#### Problem to solve:
Scan the material that follows. Copy every line containing the word "name".

#### Records for processing:
########
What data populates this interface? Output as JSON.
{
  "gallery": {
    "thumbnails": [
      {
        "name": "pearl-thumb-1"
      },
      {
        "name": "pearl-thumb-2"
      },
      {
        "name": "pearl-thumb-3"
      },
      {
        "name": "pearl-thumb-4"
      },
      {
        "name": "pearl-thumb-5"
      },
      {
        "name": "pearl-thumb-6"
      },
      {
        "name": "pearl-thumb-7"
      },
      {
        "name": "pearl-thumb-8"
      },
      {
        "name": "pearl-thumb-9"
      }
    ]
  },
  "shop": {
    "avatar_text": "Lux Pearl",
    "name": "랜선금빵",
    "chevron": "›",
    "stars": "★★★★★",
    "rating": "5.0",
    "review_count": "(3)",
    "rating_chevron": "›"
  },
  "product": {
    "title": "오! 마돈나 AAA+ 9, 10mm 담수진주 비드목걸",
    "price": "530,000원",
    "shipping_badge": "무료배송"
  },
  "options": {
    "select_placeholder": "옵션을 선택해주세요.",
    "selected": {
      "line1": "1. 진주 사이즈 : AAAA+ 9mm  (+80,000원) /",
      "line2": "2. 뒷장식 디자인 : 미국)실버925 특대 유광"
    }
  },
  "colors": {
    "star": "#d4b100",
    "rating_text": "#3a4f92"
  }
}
########
#### Response below:
        "name": "pearl-thumb-1"
        "name": "pearl-thumb-2"
        "name": "pearl-thumb-3"
        "name": "pearl-thumb-4"
        "name": "pearl-thumb-5"
        "name": "pearl-thumb-6"
        "name": "pearl-thumb-7"
        "name": "pearl-thumb-8"
        "name": "pearl-thumb-9"
    "name": "랜선금빵",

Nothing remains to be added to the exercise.